(Rows from a dataset)
*****

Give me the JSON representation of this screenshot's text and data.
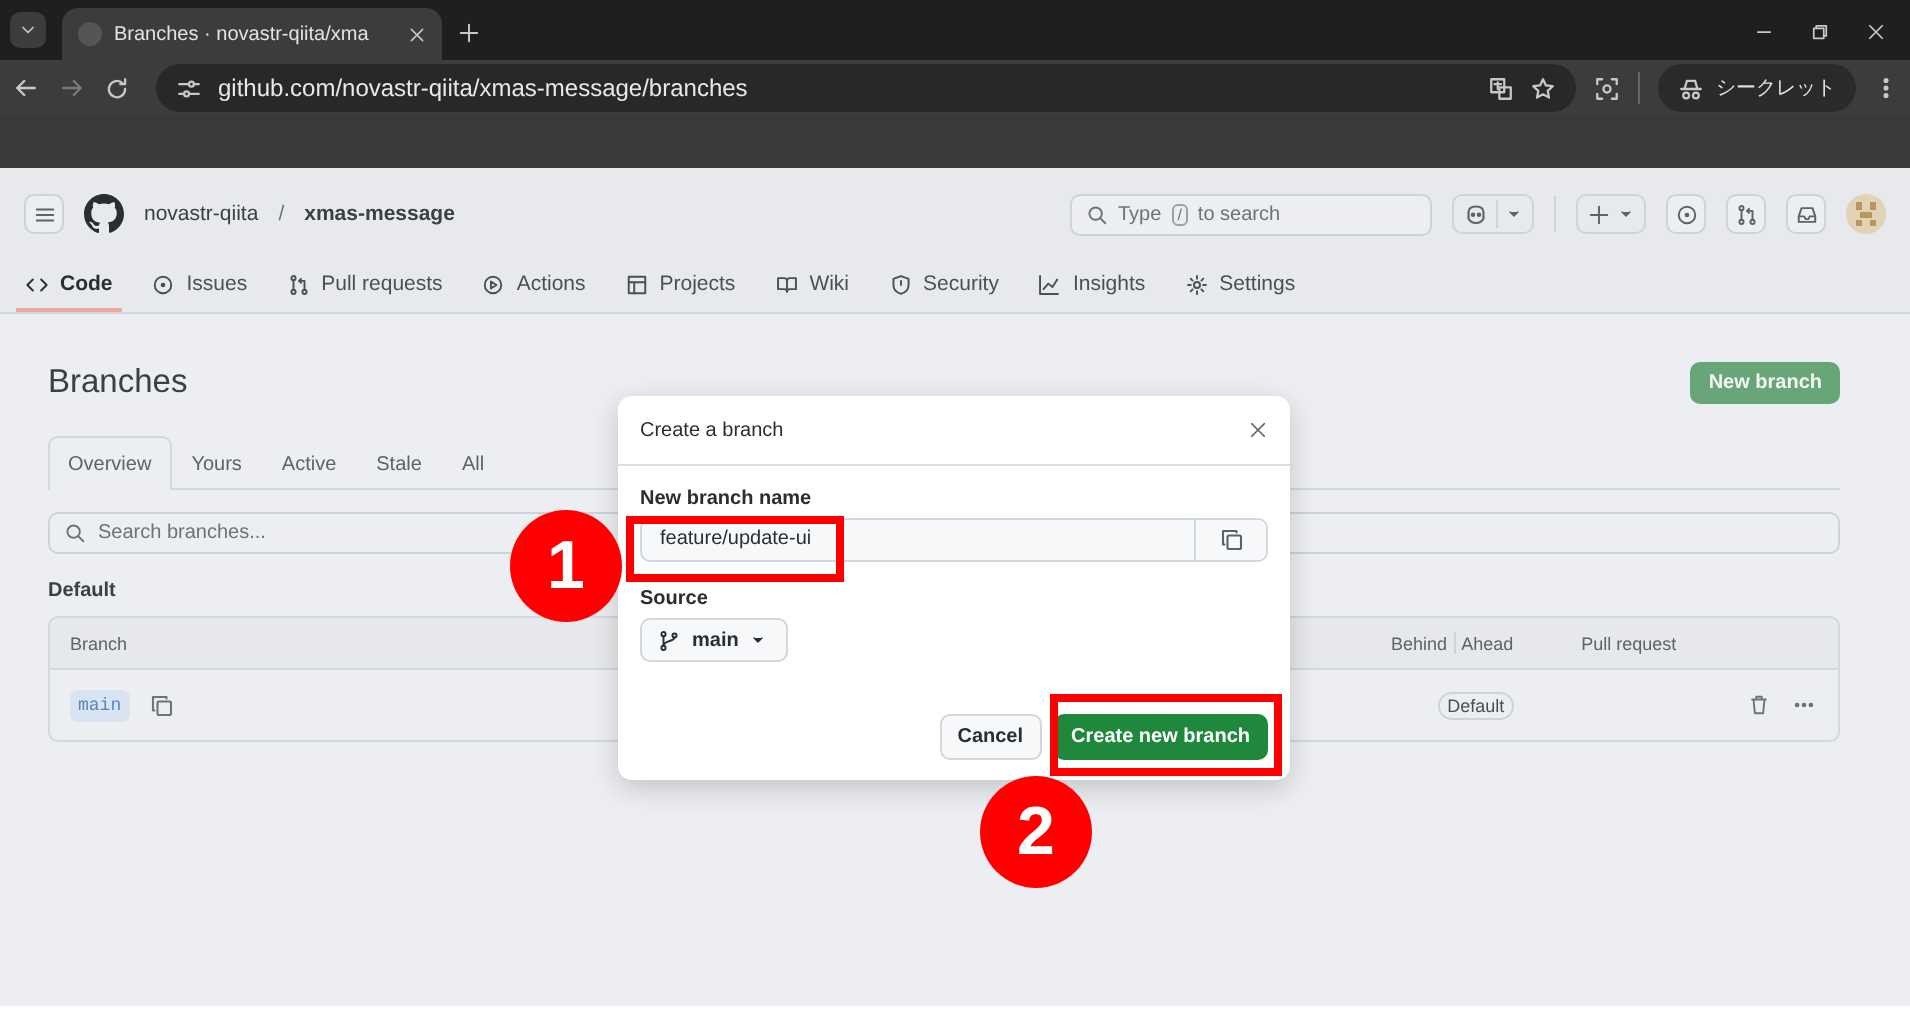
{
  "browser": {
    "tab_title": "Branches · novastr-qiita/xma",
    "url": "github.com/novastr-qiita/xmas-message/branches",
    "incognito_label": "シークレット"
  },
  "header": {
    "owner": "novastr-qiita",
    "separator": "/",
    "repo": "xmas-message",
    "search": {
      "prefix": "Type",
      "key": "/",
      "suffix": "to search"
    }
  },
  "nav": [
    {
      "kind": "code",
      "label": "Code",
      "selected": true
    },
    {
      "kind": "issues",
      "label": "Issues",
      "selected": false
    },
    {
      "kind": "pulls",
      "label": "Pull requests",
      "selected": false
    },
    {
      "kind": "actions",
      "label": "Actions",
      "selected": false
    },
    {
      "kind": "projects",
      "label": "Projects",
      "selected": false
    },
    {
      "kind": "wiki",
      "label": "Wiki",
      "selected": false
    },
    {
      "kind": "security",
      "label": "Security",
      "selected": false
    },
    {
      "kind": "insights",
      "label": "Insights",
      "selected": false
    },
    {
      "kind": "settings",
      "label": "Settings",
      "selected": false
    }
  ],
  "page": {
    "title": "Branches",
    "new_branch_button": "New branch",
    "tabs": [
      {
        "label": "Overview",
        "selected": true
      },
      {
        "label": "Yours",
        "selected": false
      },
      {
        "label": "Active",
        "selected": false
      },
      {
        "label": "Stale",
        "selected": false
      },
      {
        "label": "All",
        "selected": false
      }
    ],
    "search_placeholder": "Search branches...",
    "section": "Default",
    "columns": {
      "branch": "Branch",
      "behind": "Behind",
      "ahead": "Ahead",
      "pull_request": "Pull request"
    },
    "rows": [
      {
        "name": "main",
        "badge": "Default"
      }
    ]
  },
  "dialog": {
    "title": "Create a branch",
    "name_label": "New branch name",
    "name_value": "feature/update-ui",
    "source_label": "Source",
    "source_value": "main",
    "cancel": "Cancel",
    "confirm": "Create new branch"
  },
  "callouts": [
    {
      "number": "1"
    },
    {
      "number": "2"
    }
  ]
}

*****

#### [STATED TASK]
Write the entries above out in full, exactly, with no images.

#### [COMPLETE ANSWER]
Give me the JSON representation of this screenshot's text and data.
{
  "browser": {
    "tab_title": "Branches · novastr-qiita/xma",
    "url": "github.com/novastr-qiita/xmas-message/branches",
    "incognito_label": "シークレット"
  },
  "header": {
    "owner": "novastr-qiita",
    "separator": "/",
    "repo": "xmas-message",
    "search": {
      "prefix": "Type",
      "key": "/",
      "suffix": "to search"
    }
  },
  "nav": [
    {
      "kind": "code",
      "label": "Code",
      "selected": true
    },
    {
      "kind": "issues",
      "label": "Issues",
      "selected": false
    },
    {
      "kind": "pulls",
      "label": "Pull requests",
      "selected": false
    },
    {
      "kind": "actions",
      "label": "Actions",
      "selected": false
    },
    {
      "kind": "projects",
      "label": "Projects",
      "selected": false
    },
    {
      "kind": "wiki",
      "label": "Wiki",
      "selected": false
    },
    {
      "kind": "security",
      "label": "Security",
      "selected": false
    },
    {
      "kind": "insights",
      "label": "Insights",
      "selected": false
    },
    {
      "kind": "settings",
      "label": "Settings",
      "selected": false
    }
  ],
  "page": {
    "title": "Branches",
    "new_branch_button": "New branch",
    "tabs": [
      {
        "label": "Overview",
        "selected": true
      },
      {
        "label": "Yours",
        "selected": false
      },
      {
        "label": "Active",
        "selected": false
      },
      {
        "label": "Stale",
        "selected": false
      },
      {
        "label": "All",
        "selected": false
      }
    ],
    "search_placeholder": "Search branches...",
    "section": "Default",
    "columns": {
      "branch": "Branch",
      "behind": "Behind",
      "ahead": "Ahead",
      "pull_request": "Pull request"
    },
    "rows": [
      {
        "name": "main",
        "badge": "Default"
      }
    ]
  },
  "dialog": {
    "title": "Create a branch",
    "name_label": "New branch name",
    "name_value": "feature/update-ui",
    "source_label": "Source",
    "source_value": "main",
    "cancel": "Cancel",
    "confirm": "Create new branch"
  },
  "callouts": [
    {
      "number": "1"
    },
    {
      "number": "2"
    }
  ]
}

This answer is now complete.